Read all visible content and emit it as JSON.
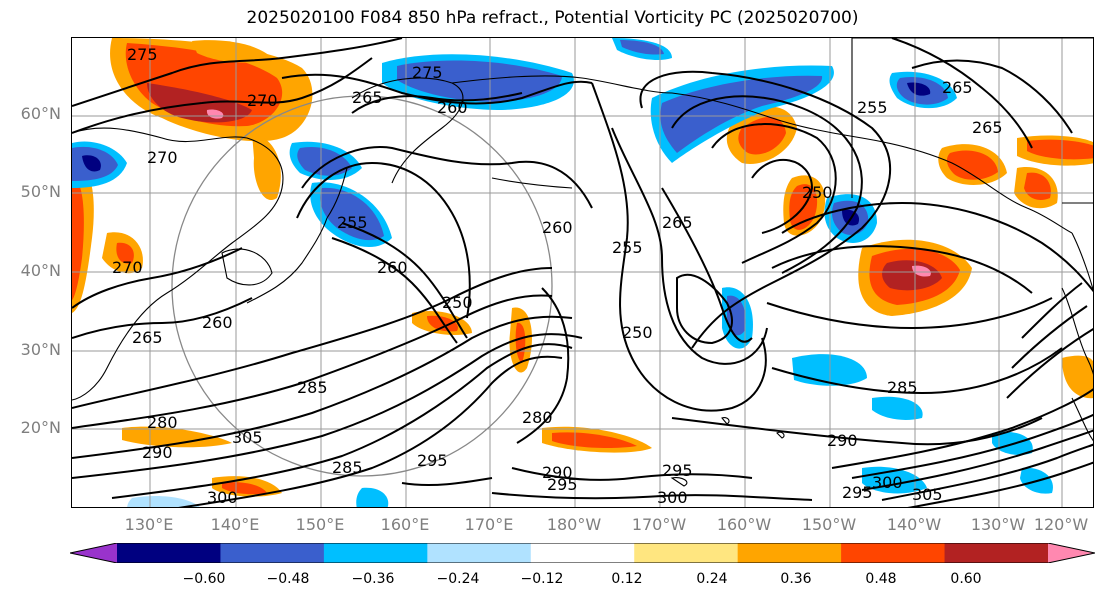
{
  "title": "2025020100 F084 850 hPa refract., Potential Vorticity PC (2025020700)",
  "map": {
    "lat_labels": [
      "60°N",
      "50°N",
      "40°N",
      "30°N",
      "20°N"
    ],
    "lon_labels": [
      "130°E",
      "140°E",
      "150°E",
      "160°E",
      "170°E",
      "180°W",
      "170°W",
      "160°W",
      "150°W",
      "140°W",
      "130°W",
      "120°W"
    ],
    "label_color": "#7f7f7f",
    "gridlines": true,
    "contour_labels": [
      "275",
      "270",
      "265",
      "260",
      "255",
      "250",
      "280",
      "285",
      "290",
      "295",
      "300",
      "305"
    ]
  },
  "colorbar": {
    "tick_labels": [
      "−0.60",
      "−0.48",
      "−0.36",
      "−0.24",
      "−0.12",
      "0.12",
      "0.24",
      "0.36",
      "0.48",
      "0.60"
    ],
    "colors": [
      "#9933cc",
      "#000080",
      "#3a5fcd",
      "#00bfff",
      "#b0e2ff",
      "#ffffff",
      "#ffe680",
      "#ffa500",
      "#ff4500",
      "#b22222",
      "#ff88b0"
    ],
    "extend": "both"
  }
}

Requirements
Transcribe the material exactly, and leave out whatever pictures it holds.

Reply
Read all visible content and emit it as JSON.
{
  "title": "2025020100 F084 850 hPa refract., Potential Vorticity PC (2025020700)",
  "map": {
    "lat_labels": [
      "60°N",
      "50°N",
      "40°N",
      "30°N",
      "20°N"
    ],
    "lon_labels": [
      "130°E",
      "140°E",
      "150°E",
      "160°E",
      "170°E",
      "180°W",
      "170°W",
      "160°W",
      "150°W",
      "140°W",
      "130°W",
      "120°W"
    ],
    "label_color": "#7f7f7f",
    "gridlines": true,
    "contour_labels": [
      "275",
      "270",
      "265",
      "260",
      "255",
      "250",
      "280",
      "285",
      "290",
      "295",
      "300",
      "305"
    ]
  },
  "colorbar": {
    "tick_labels": [
      "−0.60",
      "−0.48",
      "−0.36",
      "−0.24",
      "−0.12",
      "0.12",
      "0.24",
      "0.36",
      "0.48",
      "0.60"
    ],
    "colors": [
      "#9933cc",
      "#000080",
      "#3a5fcd",
      "#00bfff",
      "#b0e2ff",
      "#ffffff",
      "#ffe680",
      "#ffa500",
      "#ff4500",
      "#b22222",
      "#ff88b0"
    ],
    "extend": "both"
  }
}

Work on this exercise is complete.